> [What is needed] Find all lines in the listing that include the word "variance", then copy them.

> [Data in this exercise]
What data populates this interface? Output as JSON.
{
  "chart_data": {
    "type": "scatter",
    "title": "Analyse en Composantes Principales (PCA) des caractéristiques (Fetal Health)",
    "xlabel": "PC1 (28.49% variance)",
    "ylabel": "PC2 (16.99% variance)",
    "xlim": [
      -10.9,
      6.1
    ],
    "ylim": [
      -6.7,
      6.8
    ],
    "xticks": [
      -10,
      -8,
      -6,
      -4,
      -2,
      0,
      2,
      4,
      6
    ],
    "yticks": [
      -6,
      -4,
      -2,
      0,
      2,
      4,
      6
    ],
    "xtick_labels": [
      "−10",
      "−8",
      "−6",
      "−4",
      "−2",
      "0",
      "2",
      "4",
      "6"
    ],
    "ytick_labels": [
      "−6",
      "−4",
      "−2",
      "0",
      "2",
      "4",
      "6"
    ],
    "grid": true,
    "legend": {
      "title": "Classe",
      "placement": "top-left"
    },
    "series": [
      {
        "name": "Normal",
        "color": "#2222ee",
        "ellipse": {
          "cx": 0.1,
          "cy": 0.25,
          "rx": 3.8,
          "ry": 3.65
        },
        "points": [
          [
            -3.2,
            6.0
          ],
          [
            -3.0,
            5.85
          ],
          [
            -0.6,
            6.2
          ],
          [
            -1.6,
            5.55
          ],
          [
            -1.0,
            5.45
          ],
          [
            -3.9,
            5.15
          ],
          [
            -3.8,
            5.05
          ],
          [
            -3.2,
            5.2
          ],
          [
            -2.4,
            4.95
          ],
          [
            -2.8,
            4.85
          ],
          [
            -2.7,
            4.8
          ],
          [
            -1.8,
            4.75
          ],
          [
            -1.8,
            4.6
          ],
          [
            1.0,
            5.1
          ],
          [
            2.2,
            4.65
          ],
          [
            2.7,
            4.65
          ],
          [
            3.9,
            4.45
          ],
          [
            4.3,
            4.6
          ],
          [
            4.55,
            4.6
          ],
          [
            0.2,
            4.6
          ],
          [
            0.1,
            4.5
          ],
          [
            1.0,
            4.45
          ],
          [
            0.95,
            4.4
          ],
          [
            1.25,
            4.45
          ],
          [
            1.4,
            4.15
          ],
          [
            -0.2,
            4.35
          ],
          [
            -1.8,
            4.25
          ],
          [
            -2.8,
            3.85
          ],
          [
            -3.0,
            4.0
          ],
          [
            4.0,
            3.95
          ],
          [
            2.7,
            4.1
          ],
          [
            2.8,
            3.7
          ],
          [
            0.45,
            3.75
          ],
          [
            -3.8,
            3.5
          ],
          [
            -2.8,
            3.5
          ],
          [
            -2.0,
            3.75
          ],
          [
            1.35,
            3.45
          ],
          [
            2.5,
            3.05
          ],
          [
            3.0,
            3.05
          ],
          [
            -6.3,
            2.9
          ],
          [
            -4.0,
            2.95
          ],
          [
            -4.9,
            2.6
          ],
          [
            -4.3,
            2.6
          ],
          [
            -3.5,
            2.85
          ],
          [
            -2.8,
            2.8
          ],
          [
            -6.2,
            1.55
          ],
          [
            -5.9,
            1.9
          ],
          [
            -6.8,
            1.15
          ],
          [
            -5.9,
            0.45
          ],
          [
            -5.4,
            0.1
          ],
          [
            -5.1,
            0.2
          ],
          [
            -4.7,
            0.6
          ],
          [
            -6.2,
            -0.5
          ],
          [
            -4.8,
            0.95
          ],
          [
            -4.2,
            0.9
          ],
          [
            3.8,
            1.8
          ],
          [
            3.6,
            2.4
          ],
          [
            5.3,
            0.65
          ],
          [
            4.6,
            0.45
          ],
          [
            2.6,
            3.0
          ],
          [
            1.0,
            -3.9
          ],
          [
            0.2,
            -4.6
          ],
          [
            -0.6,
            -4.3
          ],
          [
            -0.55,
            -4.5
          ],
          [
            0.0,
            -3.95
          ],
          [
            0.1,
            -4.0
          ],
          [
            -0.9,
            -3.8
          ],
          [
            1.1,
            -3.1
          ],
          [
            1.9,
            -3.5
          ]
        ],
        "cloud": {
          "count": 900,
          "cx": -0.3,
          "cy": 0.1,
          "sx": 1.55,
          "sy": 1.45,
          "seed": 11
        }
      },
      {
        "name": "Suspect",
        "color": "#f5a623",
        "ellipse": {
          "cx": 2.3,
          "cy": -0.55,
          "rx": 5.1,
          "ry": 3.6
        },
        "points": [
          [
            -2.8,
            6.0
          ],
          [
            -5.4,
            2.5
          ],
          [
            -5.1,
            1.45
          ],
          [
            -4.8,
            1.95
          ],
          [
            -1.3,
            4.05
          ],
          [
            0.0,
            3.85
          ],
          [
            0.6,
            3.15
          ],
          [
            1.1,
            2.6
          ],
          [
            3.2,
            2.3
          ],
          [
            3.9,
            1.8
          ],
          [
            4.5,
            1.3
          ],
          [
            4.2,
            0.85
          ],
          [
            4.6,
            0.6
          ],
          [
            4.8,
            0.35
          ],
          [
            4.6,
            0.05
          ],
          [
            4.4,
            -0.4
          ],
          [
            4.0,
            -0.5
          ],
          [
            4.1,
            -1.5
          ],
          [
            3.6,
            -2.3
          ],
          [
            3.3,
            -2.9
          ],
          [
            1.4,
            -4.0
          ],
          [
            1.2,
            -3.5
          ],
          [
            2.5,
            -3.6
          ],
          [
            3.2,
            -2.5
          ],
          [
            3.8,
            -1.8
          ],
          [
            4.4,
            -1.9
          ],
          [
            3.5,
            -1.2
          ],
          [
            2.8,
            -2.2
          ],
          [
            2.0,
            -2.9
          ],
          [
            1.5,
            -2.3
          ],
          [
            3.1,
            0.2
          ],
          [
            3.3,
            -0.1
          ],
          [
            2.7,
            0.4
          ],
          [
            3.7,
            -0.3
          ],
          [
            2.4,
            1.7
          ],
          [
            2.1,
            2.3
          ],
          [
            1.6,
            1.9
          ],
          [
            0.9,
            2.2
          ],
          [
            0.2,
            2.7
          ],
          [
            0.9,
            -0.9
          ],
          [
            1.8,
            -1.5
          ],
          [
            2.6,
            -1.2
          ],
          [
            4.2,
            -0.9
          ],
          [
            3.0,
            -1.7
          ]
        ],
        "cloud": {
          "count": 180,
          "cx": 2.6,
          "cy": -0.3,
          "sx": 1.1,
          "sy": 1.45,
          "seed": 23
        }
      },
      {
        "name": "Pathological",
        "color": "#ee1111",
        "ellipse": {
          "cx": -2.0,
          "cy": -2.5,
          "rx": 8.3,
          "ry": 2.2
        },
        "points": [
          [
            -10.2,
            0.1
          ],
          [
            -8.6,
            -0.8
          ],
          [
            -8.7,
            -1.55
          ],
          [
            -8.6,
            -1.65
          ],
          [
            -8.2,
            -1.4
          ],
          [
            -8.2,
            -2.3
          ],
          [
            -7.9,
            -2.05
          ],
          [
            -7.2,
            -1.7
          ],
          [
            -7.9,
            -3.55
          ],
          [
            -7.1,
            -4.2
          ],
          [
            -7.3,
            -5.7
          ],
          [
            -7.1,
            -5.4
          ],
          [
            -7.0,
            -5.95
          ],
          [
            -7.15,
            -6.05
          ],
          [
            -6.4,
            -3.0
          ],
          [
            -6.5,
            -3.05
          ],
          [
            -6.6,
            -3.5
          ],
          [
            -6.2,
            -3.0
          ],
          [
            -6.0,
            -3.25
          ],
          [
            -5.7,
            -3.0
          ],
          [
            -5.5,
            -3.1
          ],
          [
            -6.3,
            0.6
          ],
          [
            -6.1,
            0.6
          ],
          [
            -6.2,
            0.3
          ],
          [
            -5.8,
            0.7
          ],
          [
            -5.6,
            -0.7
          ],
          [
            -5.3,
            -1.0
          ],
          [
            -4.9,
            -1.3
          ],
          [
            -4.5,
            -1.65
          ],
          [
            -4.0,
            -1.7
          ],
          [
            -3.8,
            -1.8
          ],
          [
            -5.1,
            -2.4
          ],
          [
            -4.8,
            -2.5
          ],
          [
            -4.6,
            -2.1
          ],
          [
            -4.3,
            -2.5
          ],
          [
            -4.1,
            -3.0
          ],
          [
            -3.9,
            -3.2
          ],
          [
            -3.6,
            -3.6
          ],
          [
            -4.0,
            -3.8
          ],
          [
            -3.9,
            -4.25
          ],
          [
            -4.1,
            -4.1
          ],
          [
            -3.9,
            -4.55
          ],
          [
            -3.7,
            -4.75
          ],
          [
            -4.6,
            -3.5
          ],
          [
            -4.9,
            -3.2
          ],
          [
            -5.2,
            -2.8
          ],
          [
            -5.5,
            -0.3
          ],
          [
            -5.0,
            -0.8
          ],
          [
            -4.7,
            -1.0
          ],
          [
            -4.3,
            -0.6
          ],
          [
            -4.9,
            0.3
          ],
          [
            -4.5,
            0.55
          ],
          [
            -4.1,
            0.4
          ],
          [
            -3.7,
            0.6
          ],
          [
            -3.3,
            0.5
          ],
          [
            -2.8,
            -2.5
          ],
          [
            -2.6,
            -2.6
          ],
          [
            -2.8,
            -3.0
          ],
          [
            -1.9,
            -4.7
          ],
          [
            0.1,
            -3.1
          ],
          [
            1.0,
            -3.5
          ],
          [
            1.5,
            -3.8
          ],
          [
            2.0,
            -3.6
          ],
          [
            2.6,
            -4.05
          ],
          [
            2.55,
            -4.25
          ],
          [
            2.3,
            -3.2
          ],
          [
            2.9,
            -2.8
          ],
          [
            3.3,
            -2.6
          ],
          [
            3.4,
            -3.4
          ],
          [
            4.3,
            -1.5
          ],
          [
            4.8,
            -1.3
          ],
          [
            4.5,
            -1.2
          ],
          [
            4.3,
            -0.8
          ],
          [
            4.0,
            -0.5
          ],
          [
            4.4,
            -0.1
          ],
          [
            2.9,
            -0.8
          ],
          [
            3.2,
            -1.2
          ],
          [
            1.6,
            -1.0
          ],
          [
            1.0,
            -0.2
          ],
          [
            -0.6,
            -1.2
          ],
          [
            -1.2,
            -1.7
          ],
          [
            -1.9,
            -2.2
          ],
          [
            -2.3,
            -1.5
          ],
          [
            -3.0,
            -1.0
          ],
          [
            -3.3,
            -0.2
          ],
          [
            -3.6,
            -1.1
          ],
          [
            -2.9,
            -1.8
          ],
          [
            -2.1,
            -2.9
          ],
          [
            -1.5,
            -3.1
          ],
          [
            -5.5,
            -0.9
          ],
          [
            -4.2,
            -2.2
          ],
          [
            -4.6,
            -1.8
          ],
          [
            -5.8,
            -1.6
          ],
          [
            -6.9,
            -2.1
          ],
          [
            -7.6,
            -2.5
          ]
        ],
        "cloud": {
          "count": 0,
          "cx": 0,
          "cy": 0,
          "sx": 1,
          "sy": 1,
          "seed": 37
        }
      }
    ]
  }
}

> [Output of the exercise]
    "xlabel": "PC1 (28.49% variance)",
    "ylabel": "PC2 (16.99% variance)",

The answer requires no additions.